Task description -> Repeat the entire listing exactly as written.

Dataset rows ->
<<<<

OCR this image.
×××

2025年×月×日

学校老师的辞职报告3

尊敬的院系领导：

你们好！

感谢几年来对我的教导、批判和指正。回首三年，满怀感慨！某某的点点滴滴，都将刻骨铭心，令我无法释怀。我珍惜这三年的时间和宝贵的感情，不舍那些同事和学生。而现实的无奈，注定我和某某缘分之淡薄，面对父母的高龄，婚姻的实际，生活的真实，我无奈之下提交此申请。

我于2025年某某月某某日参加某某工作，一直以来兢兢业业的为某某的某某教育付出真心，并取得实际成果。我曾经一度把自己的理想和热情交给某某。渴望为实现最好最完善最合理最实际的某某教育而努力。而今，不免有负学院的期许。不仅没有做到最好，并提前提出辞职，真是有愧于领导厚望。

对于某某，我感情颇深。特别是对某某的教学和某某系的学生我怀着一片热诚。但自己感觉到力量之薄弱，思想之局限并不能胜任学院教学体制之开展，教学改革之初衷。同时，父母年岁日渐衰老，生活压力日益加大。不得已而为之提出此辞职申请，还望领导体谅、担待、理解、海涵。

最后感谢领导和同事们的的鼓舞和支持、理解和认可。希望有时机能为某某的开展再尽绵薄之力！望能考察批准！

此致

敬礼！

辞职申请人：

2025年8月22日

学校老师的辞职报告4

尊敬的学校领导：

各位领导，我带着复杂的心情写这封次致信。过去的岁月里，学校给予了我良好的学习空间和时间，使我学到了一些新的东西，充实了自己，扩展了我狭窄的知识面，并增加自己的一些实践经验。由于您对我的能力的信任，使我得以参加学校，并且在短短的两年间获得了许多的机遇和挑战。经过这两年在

>>>>

Full answer ->
OCR this image.
×××

2025年×月×日

学校老师的辞职报告3

尊敬的院系领导：

你们好！

感谢几年来对我的教导、批判和指正。回首三年，满怀感慨！某某的点点滴滴，都将刻骨铭心，令我无法释怀。我珍惜这三年的时间和宝贵的感情，不舍那些同事和学生。而现实的无奈，注定我和某某缘分之淡薄，面对父母的高龄，婚姻的实际，生活的真实，我无奈之下提交此申请。

我于2025年某某月某某日参加某某工作，一直以来兢兢业业的为某某的某某教育付出真心，并取得实际成果。我曾经一度把自己的理想和热情交给某某。渴望为实现最好最完善最合理最实际的某某教育而努力。而今，不免有负学院的期许。不仅没有做到最好，并提前提出辞职，真是有愧于领导厚望。

对于某某，我感情颇深。特别是对某某的教学和某某系的学生我怀着一片热诚。但自己感觉到力量之薄弱，思想之局限并不能胜任学院教学体制之开展，教学改革之初衷。同时，父母年岁日渐衰老，生活压力日益加大。不得已而为之提出此辞职申请，还望领导体谅、担待、理解、海涵。

最后感谢领导和同事们的的鼓舞和支持、理解和认可。希望有时机能为某某的开展再尽绵薄之力！望能考察批准！

此致

敬礼！

辞职申请人：

2025年8月22日

学校老师的辞职报告4

尊敬的学校领导：

各位领导，我带着复杂的心情写这封次致信。过去的岁月里，学校给予了我良好的学习空间和时间，使我学到了一些新的东西，充实了自己，扩展了我狭窄的知识面，并增加自己的一些实践经验。由于您对我的能力的信任，使我得以参加学校，并且在短短的两年间获得了许多的机遇和挑战。经过这两年在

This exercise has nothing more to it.